▶

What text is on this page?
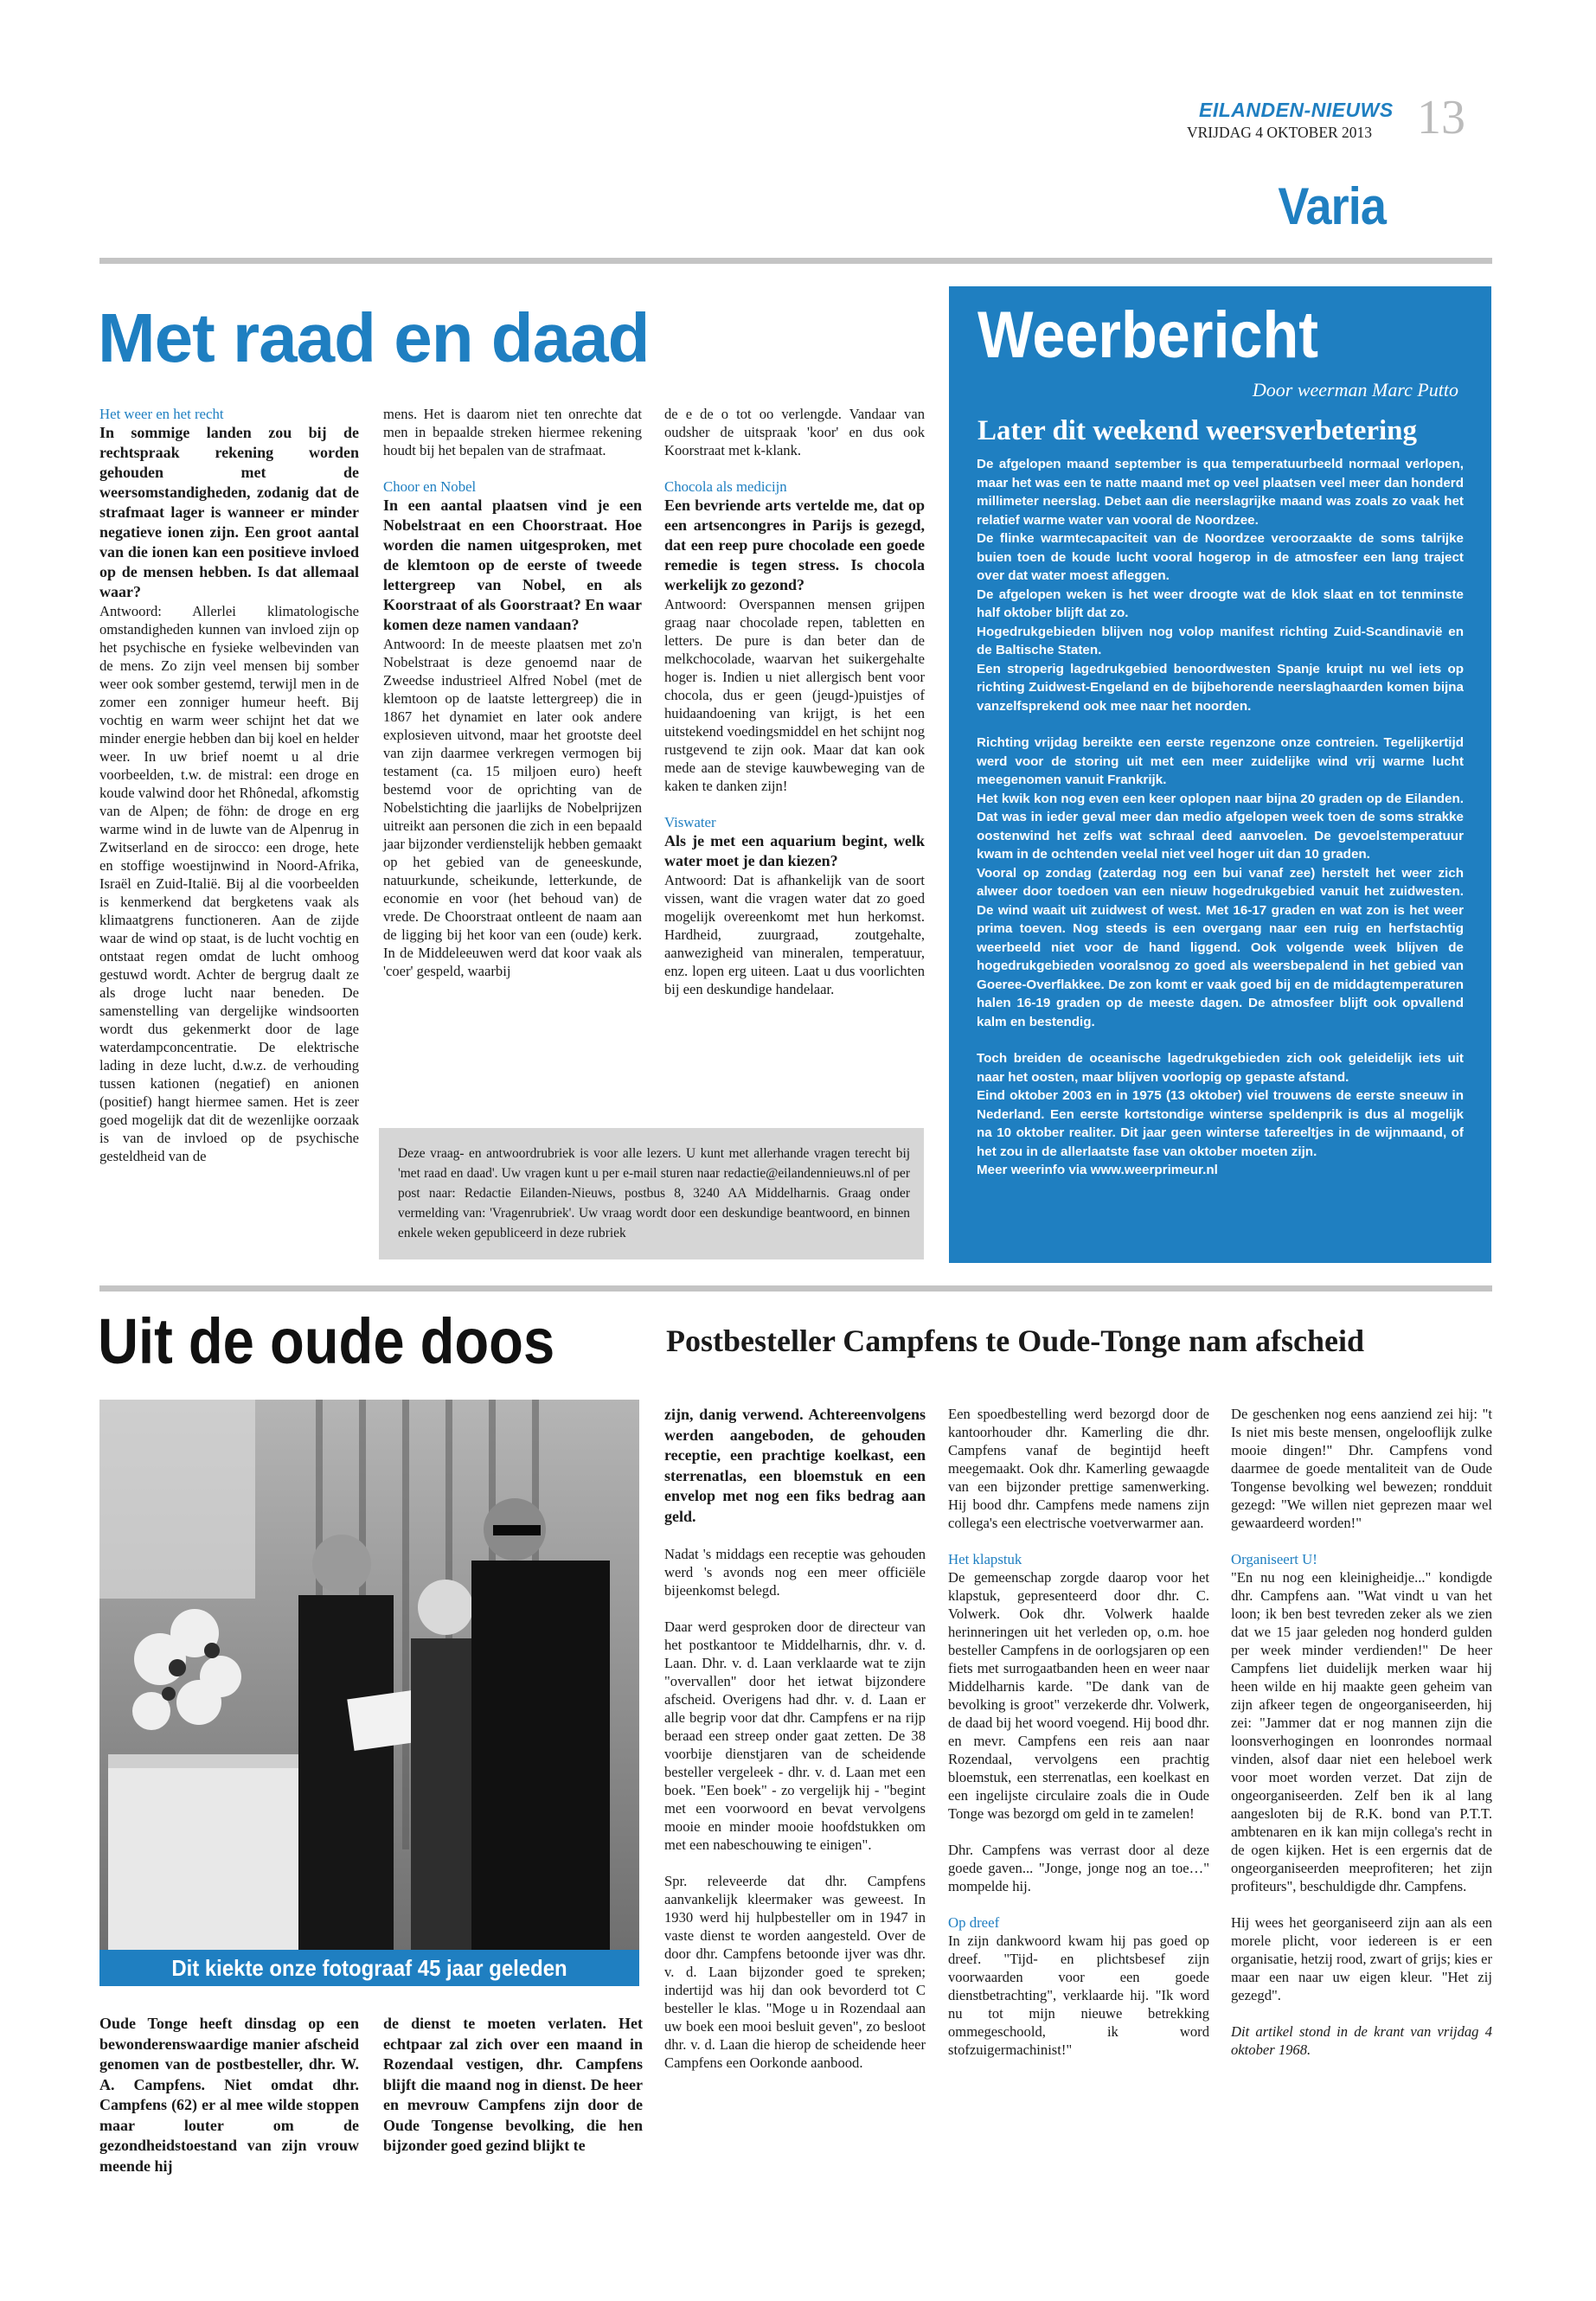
EILANDEN-NIEUWS
VRIJDAG 4 OKTOBER 2013 13
Varia
Met raad en daad

Het weer en het recht

In sommige landen zou bij de rechtspraak rekening worden gehouden met de weersomstandigheden, zodanig dat de strafmaat lager is wanneer er minder negatieve ionen zijn. Een groot aantal van die ionen kan een positieve invloed op de mensen hebben. Is dat allemaal waar?

Antwoord: Allerlei klimatologische omstandigheden kunnen van invloed zijn op het psychische en fysieke welbevinden van de mens. Zo zijn veel mensen bij somber weer ook somber gestemd, terwijl men in de zomer een zonniger humeur heeft. Bij vochtig en warm weer schijnt het dat we minder energie hebben dan bij koel en helder weer. In uw brief noemt u al drie voorbeelden, t.w. de mistral: een droge en koude valwind door het Rhônedal, afkomstig van de Alpen; de föhn: de droge en erg warme wind in de luwte van de Alpenrug in Zwitserland en de sirocco: een droge, hete en stoffige woestijnwind in Noord-Afrika, Israël en Zuid-Italië. Bij al die voorbeelden is kenmerkend dat bergketens vaak als klimaatgrens functioneren. Aan de zijde waar de wind op staat, is de lucht vochtig en ontstaat regen omdat de lucht omhoog gestuwd wordt. Achter de bergrug daalt ze als droge lucht naar beneden. De samenstelling van dergelijke windsoorten wordt dus gekenmerkt door de lage waterdampconcentratie. De elektrische lading in deze lucht, d.w.z. de verhouding tussen kationen (negatief) en anionen (positief) hangt hiermee samen. Het is zeer goed mogelijk dat dit de wezenlijke oorzaak is van de invloed op de psychische gesteldheid van de

mens. Het is daarom niet ten onrechte dat men in bepaalde streken hiermee rekening houdt bij het bepalen van de strafmaat.

Choor en Nobel

In een aantal plaatsen vind je een Nobelstraat en een Choorstraat. Hoe worden die namen uitgesproken, met de klemtoon op de eerste of tweede lettergreep van Nobel, en als Koorstraat of als Goorstraat? En waar komen deze namen vandaan?

Antwoord: In de meeste plaatsen met zo'n Nobelstraat is deze genoemd naar de Zweedse industrieel Alfred Nobel (met de klemtoon op de laatste lettergreep) die in 1867 het dynamiet en later ook andere explosieven uitvond, maar het grootste deel van zijn daarmee verkregen vermogen bij testament (ca. 15 miljoen euro) heeft bestemd voor de oprichting van de Nobelstichting die jaarlijks de Nobelprijzen uitreikt aan personen die zich in een bepaald jaar bijzonder verdienstelijk hebben gemaakt op het gebied van de geneeskunde, natuurkunde, scheikunde, letterkunde, de economie en voor (het behoud van) de vrede. De Choorstraat ontleent de naam aan de ligging bij het koor van een (oude) kerk. In de Middeleeuwen werd dat koor vaak als 'coer' gespeld, waarbij

de e de o tot oo verlengde. Vandaar van oudsher de uitspraak 'koor' en dus ook Koorstraat met k-klank.

Chocola als medicijn

Een bevriende arts vertelde me, dat op een artsencongres in Parijs is gezegd, dat een reep pure chocolade een goede remedie is tegen stress. Is chocola werkelijk zo gezond?

Antwoord: Overspannen mensen grijpen graag naar chocolade repen, tabletten en letters. De pure is dan beter dan de melkchocolade, waarvan het suikergehalte hoger is. Indien u niet allergisch bent voor chocola, dus er geen (jeugd-)puistjes of huidaandoening van krijgt, is het een uitstekend voedingsmiddel en het schijnt nog rustgevend te zijn ook. Maar dat kan ook mede aan de stevige kauwbeweging van de kaken te danken zijn!

Viswater

Als je met een aquarium begint, welk water moet je dan kiezen?

Antwoord: Dat is afhankelijk van de soort vissen, want die vragen water dat zo goed mogelijk overeenkomt met hun herkomst. Hardheid, zuurgraad, zoutgehalte, aanwezigheid van mineralen, temperatuur, enz. lopen erg uiteen. Laat u dus voorlichten bij een deskundige handelaar.

Deze vraag- en antwoordrubriek is voor alle lezers. U kunt met allerhande vragen terecht bij 'met raad en daad'. Uw vragen kunt u per e-mail sturen naar redactie@eilandennieuws.nl of per post naar: Redactie Eilanden-Nieuws, postbus 8, 3240 AA Middelharnis. Graag onder vermelding van: 'Vragenrubriek'. Uw vraag wordt door een deskundige beantwoord, en binnen enkele weken gepubliceerd in deze rubriek
Weerbericht
Door weerman Marc Putto
Later dit weekend weersverbetering

De afgelopen maand september is qua temperatuurbeeld normaal verlopen, maar het was een te natte maand met op veel plaatsen veel meer dan honderd millimeter neerslag. Debet aan die neerslagrijke maand was zoals zo vaak het relatief warme water van vooral de Noordzee.

De flinke warmtecapaciteit van de Noordzee veroorzaakte de soms talrijke buien toen de koude lucht vooral hogerop in de atmosfeer een lang traject over dat water moest afleggen.

De afgelopen weken is het weer droogte wat de klok slaat en tot tenminste half oktober blijft dat zo.

Hogedrukgebieden blijven nog volop manifest richting Zuid-Scandinavië en de Baltische Staten.

Een stroperig lagedrukgebied benoordwesten Spanje kruipt nu wel iets op richting Zuidwest-Engeland en de bijbehorende neerslaghaarden komen bijna vanzelfsprekend ook mee naar het noorden.

Richting vrijdag bereikte een eerste regenzone onze contreien. Tegelijkertijd werd voor de storing uit met een meer zuidelijke wind vrij warme lucht meegenomen vanuit Frankrijk.

Het kwik kon nog even een keer oplopen naar bijna 20 graden op de Eilanden. Dat was in ieder geval meer dan medio afgelopen week toen de soms strakke oostenwind het zelfs wat schraal deed aanvoelen. De gevoelstemperatuur kwam in de ochtenden veelal niet veel hoger uit dan 10 graden.

Vooral op zondag (zaterdag nog een bui vanaf zee) herstelt het weer zich alweer door toedoen van een nieuw hogedrukgebied vanuit het zuidwesten. De wind waait uit zuidwest of west. Met 16-17 graden en wat zon is het weer prima toeven. Nog steeds is een overgang naar een ruig en herfstachtig weerbeeld niet voor de hand liggend. Ook volgende week blijven de hogedrukgebieden vooralsnog zo goed als weersbepalend in het gebied van Goeree-Overflakkee. De zon komt er vaak goed bij en de middagtemperaturen halen 16-19 graden op de meeste dagen. De atmosfeer blijft ook opvallend kalm en bestendig.

Toch breiden de oceanische lagedrukgebieden zich ook geleidelijk iets uit naar het oosten, maar blijven voorlopig op gepaste afstand.

Eind oktober 2003 en in 1975 (13 oktober) viel trouwens de eerste sneeuw in Nederland. Een eerste kortstondige winterse speldenprik is dus al mogelijk na 10 oktober realiter. Dit jaar geen winterse tafereeltjes in de wijnmaand, of het zou in de allerlaatste fase van oktober moeten zijn.

Meer weerinfo via www.weerprimeur.nl

Uit de oude doos	Postbesteller Campfens te Oude-Tonge nam afscheid
Dit kiekte onze fotograaf 45 jaar geleden
Oude Tonge heeft dinsdag op een bewonderenswaardige manier afscheid genomen van de postbesteller, dhr. W. A. Campfens. Niet omdat dhr. Campfens (62) er al mee wilde stoppen maar louter om de gezondheidstoestand van zijn vrouw meende hij
de dienst te moeten verlaten. Het echtpaar zal zich over een maand in Rozendaal vestigen, dhr. Campfens blijft die maand nog in dienst. De heer en mevrouw Campfens zijn door de Oude Tongense bevolking, die hen bijzonder goed gezind blijkt te

zijn, danig verwend. Achtereenvolgens werden aangeboden, de gehouden receptie, een prachtige koelkast, een sterrenatlas, een bloemstuk en een envelop met nog een fiks bedrag aan geld.

Nadat 's middags een receptie was gehouden werd 's avonds nog een meer officiële bijeenkomst belegd.

Daar werd gesproken door de directeur van het postkantoor te Middelharnis, dhr. v. d. Laan. Dhr. v. d. Laan verklaarde wat te zijn "overvallen" door het ietwat bijzondere afscheid. Overigens had dhr. v. d. Laan er alle begrip voor dat dhr. Campfens er na rijp beraad een streep onder gaat zetten. De 38 voorbije dienstjaren van de scheidende besteller vergeleek - dhr. v. d. Laan met een boek. "Een boek" - zo vergelijk hij - "begint met een voorwoord en bevat vervolgens mooie en minder mooie hoofdstukken om met een nabeschouwing te einigen".

Spr. releveerde dat dhr. Campfens aanvankelijk kleermaker was geweest. In 1930 werd hij hulpbesteller om in 1947 in vaste dienst te worden aangesteld. Over de door dhr. Campfens betoonde ijver was dhr. v. d. Laan bijzonder goed te spreken; indertijd was hij dan ook bevorderd tot C besteller le klas. "Moge u in Rozendaal aan uw boek een mooi besluit geven", zo besloot dhr. v. d. Laan die hierop de scheidende heer Campfens een Oorkonde aanbood.

Een spoedbestelling werd bezorgd door de kantoorhouder dhr. Kamerling die dhr. Campfens vanaf de begintijd heeft meegemaakt. Ook dhr. Kamerling gewaagde van een bijzonder prettige samenwerking. Hij bood dhr. Campfens mede namens zijn collega's een electrische voetverwarmer aan.

Het klapstuk

De gemeenschap zorgde daarop voor het klapstuk, gepresenteerd door dhr. C. Volwerk. Ook dhr. Volwerk haalde herinneringen uit het verleden op, o.m. hoe besteller Campfens in de oorlogsjaren op een fiets met surrogaatbanden heen en weer naar Middelharnis karde. "De dank van de bevolking is groot" verzekerde dhr. Volwerk, de daad bij het woord voegend. Hij bood dhr. en mevr. Campfens een reis aan naar Rozendaal, vervolgens een prachtig bloemstuk, een sterrenatlas, een koelkast en een ingelijste circulaire zoals die in Oude Tonge was bezorgd om geld in te zamelen!

Dhr. Campfens was verrast door al deze goede gaven... "Jonge, jonge nog an toe…" mompelde hij.

Op dreef

In zijn dankwoord kwam hij pas goed op dreef. "Tijd- en plichtsbesef zijn voorwaarden voor een goede dienstbetrachting", verklaarde hij. "Ik word nu tot mijn nieuwe betrekking ommegeschoold, ik word stofzuigermachinist!"

De geschenken nog eens aanziend zei hij: "t Is niet mis beste mensen, ongelooflijk zulke mooie dingen!" Dhr. Campfens vond daarmee de goede mentaliteit van de Oude Tongense bevolking wel bewezen; rondduit gezegd: "We willen niet geprezen maar wel gewaardeerd worden!"

Organiseert U!

"En nu nog een kleinigheidje..." kondigde dhr. Campfens aan. "Wat vindt u van het loon; ik ben best tevreden zeker als we zien dat we 15 jaar geleden nog honderd gulden per week minder verdienden!" De heer Campfens liet duidelijk merken waar hij heen wilde en hij maakte geen geheim van zijn afkeer tegen de ongeorganiseerden, hij zei: "Jammer dat er nog mannen zijn die loonsverhogingen en loonrondes normaal vinden, alsof daar niet een heleboel werk voor moet worden verzet. Dat zijn de ongeorganiseerden. Zelf ben ik al lang aangesloten bij de R.K. bond van P.T.T. ambtenaren en ik kan mijn collega's recht in de ogen kijken. Het is een ergernis dat de ongeorganiseerden meeprofiteren; het zijn profiteurs", beschuldigde dhr. Campfens.

Hij wees het georganiseerd zijn aan als een morele plicht, voor iedereen is er een organisatie, hetzij rood, zwart of grijs; kies er maar een naar uw eigen kleur. "Het zij gezegd".

Dit artikel stond in de krant van vrijdag 4 oktober 1968.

◀

* Assigned task: Pull out the lines above in which the word "Koorstraat" appears.

* Solution to the problem:
In een aantal plaatsen vind je een Nobelstraat en een Choorstraat. Hoe worden die namen uitgesproken, met de klemtoon op de eerste of tweede lettergreep van Nobel, en als Koorstraat of als Goorstraat? En waar komen deze namen vandaan?
de e de o tot oo verlengde. Vandaar van oudsher de uitspraak 'koor' en dus ook Koorstraat met k-klank.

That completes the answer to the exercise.